══ Input data ══

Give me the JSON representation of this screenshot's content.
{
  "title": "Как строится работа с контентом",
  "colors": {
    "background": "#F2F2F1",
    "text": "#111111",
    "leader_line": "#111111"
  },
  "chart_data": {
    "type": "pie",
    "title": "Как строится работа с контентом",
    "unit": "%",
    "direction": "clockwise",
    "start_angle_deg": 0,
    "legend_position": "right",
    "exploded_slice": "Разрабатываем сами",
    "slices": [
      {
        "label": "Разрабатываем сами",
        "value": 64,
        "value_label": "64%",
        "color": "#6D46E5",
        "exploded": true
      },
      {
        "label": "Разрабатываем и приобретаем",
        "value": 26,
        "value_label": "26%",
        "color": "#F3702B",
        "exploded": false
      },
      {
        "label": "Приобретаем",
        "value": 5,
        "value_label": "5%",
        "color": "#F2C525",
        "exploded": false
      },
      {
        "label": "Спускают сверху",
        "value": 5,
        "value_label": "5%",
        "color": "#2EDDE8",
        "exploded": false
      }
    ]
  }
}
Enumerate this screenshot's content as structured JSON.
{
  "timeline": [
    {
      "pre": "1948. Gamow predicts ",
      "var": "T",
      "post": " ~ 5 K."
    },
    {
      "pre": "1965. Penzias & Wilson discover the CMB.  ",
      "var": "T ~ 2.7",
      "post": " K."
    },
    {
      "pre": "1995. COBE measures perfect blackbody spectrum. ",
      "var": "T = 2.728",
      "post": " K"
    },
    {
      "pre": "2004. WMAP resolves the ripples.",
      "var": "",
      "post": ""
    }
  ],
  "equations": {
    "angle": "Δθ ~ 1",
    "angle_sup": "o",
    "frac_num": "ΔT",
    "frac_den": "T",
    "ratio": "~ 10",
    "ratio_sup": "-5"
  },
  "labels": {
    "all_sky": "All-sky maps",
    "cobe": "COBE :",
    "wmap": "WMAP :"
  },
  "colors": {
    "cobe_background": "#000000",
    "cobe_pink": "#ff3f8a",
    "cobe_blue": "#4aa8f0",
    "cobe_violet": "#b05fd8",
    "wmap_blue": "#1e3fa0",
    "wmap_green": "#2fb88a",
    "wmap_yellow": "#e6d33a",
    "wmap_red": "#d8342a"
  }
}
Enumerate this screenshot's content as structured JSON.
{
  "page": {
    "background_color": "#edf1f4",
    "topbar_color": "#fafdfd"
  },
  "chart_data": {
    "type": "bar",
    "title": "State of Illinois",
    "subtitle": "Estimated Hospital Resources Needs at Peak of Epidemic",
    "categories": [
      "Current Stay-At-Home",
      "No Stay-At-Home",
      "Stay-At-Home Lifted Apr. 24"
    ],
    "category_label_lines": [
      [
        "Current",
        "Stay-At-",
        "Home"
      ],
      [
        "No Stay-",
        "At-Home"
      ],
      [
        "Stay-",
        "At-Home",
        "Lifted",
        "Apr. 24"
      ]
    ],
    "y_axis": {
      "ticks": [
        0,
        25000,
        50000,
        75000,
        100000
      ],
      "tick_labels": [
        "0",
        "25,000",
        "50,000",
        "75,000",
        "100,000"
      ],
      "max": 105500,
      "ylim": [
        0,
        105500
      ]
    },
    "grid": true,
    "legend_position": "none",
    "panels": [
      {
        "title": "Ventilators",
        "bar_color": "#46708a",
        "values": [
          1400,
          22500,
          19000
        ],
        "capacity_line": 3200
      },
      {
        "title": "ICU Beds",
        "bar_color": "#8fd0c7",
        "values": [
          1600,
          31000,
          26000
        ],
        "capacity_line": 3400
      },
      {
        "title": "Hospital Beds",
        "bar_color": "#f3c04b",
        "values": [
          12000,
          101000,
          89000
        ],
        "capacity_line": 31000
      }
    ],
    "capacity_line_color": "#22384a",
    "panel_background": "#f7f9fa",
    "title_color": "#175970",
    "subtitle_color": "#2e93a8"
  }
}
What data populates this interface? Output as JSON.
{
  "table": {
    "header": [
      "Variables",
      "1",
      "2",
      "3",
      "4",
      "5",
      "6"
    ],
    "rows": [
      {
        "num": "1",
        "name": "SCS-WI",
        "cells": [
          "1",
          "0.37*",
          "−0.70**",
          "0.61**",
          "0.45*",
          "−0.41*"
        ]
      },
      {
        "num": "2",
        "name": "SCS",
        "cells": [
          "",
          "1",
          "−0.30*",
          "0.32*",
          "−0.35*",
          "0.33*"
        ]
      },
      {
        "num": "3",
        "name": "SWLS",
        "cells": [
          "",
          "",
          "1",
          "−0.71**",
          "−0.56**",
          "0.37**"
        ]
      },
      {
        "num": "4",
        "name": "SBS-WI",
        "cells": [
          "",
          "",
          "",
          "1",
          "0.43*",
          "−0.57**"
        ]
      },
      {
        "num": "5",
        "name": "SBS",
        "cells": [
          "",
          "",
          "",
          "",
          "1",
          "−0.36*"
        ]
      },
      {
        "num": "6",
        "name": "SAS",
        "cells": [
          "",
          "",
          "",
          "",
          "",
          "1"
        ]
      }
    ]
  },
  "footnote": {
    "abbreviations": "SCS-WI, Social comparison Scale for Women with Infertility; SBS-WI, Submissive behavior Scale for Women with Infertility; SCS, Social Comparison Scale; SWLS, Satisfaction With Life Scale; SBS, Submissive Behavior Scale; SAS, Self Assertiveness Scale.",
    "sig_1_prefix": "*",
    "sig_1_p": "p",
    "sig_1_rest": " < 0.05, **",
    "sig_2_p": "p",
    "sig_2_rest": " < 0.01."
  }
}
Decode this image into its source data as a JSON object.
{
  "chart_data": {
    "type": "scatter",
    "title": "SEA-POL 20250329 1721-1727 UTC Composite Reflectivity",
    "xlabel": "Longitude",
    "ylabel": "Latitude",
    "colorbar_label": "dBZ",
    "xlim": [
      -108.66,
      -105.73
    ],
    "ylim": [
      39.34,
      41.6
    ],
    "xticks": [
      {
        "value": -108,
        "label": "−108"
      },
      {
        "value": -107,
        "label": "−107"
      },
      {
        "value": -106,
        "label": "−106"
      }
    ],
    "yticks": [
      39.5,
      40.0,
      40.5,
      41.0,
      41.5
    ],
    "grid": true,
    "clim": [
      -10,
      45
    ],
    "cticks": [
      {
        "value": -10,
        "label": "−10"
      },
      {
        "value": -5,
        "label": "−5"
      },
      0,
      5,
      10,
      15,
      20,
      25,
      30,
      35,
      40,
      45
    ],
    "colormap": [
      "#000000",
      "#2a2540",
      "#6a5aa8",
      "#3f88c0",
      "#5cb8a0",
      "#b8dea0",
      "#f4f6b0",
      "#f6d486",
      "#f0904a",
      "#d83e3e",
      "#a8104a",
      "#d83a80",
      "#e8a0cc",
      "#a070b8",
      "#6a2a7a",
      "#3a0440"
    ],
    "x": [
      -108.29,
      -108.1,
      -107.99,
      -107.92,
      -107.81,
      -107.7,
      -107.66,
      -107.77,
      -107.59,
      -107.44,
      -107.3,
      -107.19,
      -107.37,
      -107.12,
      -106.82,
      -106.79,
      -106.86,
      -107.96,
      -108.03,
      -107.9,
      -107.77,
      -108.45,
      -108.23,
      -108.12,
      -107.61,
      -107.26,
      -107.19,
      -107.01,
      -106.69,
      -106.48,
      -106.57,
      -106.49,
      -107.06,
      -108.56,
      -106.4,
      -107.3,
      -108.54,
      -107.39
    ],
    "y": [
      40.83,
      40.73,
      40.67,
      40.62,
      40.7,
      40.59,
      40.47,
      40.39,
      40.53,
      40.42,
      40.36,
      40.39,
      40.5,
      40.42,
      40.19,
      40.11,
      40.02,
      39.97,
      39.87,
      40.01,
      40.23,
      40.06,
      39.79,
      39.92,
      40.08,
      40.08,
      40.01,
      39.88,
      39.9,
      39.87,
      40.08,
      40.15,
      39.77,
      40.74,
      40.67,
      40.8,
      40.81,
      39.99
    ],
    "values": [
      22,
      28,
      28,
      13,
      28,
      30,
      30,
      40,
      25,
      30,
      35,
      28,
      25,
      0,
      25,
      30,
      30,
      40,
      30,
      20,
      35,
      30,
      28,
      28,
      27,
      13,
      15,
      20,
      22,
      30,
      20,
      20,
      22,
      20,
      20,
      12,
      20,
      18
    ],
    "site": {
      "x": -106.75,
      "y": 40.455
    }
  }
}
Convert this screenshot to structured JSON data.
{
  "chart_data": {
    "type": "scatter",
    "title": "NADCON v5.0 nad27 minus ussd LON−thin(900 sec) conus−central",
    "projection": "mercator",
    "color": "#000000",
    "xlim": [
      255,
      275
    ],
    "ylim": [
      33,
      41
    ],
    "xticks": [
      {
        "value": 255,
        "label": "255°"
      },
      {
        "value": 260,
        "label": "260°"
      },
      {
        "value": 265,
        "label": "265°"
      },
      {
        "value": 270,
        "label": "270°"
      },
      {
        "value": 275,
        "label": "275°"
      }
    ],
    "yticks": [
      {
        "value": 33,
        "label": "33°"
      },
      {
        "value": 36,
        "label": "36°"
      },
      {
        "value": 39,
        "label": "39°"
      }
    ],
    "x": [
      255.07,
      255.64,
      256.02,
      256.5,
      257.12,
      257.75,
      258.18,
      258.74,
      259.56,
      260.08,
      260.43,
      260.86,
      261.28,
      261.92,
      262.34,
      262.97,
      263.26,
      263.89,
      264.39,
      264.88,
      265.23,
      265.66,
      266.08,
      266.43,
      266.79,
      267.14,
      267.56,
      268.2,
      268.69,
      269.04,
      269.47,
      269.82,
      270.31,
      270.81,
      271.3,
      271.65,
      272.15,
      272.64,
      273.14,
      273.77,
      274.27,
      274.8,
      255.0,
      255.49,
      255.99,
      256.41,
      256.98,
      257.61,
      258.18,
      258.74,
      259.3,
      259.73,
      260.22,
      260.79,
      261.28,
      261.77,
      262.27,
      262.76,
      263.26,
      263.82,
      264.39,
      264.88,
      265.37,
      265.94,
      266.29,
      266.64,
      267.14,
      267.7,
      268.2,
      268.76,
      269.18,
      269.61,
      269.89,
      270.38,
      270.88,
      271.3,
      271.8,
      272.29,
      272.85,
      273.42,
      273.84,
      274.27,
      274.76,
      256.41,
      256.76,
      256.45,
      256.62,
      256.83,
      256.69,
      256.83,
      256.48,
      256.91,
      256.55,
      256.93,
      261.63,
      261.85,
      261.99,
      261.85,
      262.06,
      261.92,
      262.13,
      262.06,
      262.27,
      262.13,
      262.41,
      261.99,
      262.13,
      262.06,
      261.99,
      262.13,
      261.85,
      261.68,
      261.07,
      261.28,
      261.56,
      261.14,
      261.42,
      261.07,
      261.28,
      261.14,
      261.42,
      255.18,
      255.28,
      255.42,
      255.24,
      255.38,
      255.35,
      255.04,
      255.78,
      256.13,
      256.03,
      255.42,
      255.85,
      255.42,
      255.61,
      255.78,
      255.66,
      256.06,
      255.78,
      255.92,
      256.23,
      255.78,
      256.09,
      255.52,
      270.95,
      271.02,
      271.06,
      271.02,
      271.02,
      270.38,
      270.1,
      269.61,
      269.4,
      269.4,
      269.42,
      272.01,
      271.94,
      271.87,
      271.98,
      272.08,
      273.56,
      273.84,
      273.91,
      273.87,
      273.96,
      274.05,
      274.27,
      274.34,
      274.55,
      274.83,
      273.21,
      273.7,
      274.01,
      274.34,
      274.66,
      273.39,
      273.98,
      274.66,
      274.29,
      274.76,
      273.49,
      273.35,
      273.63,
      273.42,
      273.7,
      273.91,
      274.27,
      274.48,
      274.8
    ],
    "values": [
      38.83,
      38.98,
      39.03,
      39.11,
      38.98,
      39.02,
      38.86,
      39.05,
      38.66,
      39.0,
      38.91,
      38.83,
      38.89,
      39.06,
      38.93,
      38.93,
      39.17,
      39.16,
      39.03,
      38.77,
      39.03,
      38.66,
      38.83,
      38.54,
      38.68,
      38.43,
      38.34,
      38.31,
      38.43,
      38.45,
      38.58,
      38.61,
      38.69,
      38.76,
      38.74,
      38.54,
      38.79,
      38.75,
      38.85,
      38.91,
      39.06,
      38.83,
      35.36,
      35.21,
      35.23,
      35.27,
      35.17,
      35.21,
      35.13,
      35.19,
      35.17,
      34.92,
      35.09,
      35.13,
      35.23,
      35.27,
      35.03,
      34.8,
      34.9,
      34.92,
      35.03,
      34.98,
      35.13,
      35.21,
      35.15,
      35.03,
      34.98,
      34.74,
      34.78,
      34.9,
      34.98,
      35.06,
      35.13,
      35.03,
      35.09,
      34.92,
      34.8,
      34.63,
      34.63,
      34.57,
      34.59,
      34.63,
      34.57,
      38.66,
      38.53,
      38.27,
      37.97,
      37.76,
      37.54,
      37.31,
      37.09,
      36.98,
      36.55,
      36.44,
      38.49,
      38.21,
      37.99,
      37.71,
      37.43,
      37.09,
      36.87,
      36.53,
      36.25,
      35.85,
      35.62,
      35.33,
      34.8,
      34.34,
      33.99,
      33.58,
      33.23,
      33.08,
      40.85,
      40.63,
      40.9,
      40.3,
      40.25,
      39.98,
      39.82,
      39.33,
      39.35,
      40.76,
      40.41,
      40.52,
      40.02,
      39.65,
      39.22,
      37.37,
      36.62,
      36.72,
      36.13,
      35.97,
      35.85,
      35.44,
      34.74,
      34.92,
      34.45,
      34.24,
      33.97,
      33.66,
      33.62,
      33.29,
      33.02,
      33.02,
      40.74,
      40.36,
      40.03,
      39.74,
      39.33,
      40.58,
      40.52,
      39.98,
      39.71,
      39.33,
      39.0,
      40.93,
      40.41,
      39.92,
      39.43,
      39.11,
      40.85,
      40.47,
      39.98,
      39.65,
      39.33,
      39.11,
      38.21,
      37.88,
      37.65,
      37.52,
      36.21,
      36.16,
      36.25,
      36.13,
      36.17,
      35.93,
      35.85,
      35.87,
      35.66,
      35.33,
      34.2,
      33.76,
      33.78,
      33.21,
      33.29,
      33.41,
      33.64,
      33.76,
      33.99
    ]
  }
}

═══

= Directions for this task =
Find the word "type" in the data and show each line that holds it.

= Output of the exercise =
    "type": "pie",
    "type": "bar",
    "type": "scatter",
    "type": "scatter",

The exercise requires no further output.